Copy out every line in the entries below that includes "Payable".

-- BEGIN --

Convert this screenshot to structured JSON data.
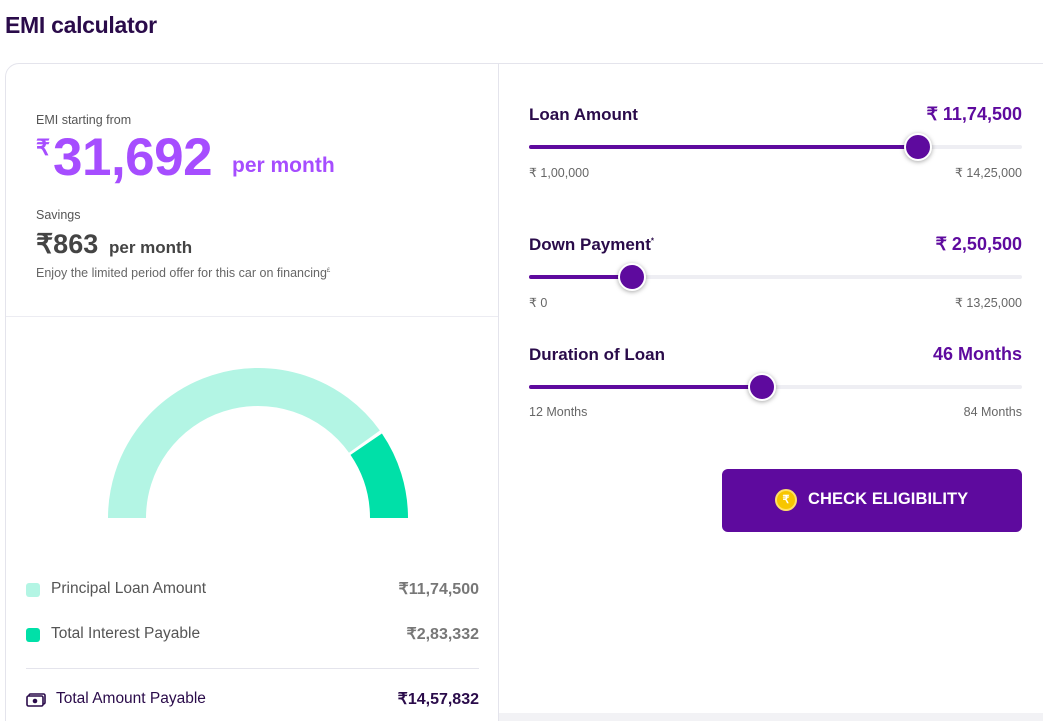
{
  "page": {
    "title": "EMI calculator"
  },
  "emi": {
    "label": "EMI starting from",
    "currency": "₹",
    "amount": "31,692",
    "per": "per month"
  },
  "savings": {
    "label": "Savings",
    "amount": "₹863",
    "per": "per month",
    "offer_text": "Enjoy the limited period offer for this car on financing",
    "offer_mark": "£"
  },
  "chart_data": {
    "type": "pie",
    "variant": "semi-donut",
    "categories": [
      "Principal Loan Amount",
      "Total Interest Payable"
    ],
    "values": [
      1174500,
      283332
    ],
    "colors": [
      "#b3f5e4",
      "#00e0a8"
    ]
  },
  "breakdown": [
    {
      "label": "Principal Loan Amount",
      "value": "₹11,74,500",
      "color": "#b3f5e4"
    },
    {
      "label": "Total Interest Payable",
      "value": "₹2,83,332",
      "color": "#00e0a8"
    }
  ],
  "total": {
    "label": "Total Amount Payable",
    "value": "₹14,57,832",
    "icon": "cash-icon"
  },
  "sliders": [
    {
      "label": "Loan Amount",
      "mark": "",
      "value": "₹ 11,74,500",
      "min": "₹ 1,00,000",
      "max": "₹ 14,25,000",
      "fraction": 0.79
    },
    {
      "label": "Down Payment",
      "mark": "*",
      "value": "₹ 2,50,500",
      "min": "₹ 0",
      "max": "₹ 13,25,000",
      "fraction": 0.208
    },
    {
      "label": "Duration of Loan",
      "mark": "",
      "value": "46 Months",
      "min": "12 Months",
      "max": "84 Months",
      "fraction": 0.472
    }
  ],
  "cta": {
    "label": "CHECK ELIGIBILITY",
    "icon": "rupee-coin-icon",
    "coin_symbol": "₹"
  },
  "colors": {
    "accent": "#5e0a9e",
    "emi": "#a64dff",
    "principal": "#b3f5e4",
    "interest": "#00e0a8"
  }
}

-- END --

**Exercise solution**:
      "Total Interest Payable"
      "label": "Total Interest Payable",
    "label": "Total Amount Payable",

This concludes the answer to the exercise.